■ Exercise
Check every line of the entries below for the word "PARTITS", and copy the ones that have it.

Dataset entries on figures:

▼

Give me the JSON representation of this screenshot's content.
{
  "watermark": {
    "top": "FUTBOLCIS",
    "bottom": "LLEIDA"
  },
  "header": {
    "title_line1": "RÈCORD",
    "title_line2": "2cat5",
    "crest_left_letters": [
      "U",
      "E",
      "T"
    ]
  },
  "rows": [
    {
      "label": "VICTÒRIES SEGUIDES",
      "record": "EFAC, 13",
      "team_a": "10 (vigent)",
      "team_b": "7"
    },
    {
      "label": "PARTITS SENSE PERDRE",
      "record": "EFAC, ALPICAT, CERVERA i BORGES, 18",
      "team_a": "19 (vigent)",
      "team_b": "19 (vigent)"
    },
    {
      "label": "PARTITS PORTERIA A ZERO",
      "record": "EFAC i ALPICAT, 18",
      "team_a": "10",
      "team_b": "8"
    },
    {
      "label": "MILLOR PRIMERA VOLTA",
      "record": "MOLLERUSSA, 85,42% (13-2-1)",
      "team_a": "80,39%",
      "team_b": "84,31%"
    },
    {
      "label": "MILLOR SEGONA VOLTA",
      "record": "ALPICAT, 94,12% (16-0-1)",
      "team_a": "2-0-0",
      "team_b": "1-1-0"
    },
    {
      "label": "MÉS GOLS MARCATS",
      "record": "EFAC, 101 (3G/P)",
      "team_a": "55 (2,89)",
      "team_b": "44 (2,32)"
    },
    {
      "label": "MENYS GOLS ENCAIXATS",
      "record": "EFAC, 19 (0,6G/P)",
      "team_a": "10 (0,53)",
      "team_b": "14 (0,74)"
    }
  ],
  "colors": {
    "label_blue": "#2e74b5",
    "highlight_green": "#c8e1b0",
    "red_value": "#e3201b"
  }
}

▲

■ Written response
      "label": "PARTITS SENSE PERDRE",
      "label": "PARTITS PORTERIA A ZERO",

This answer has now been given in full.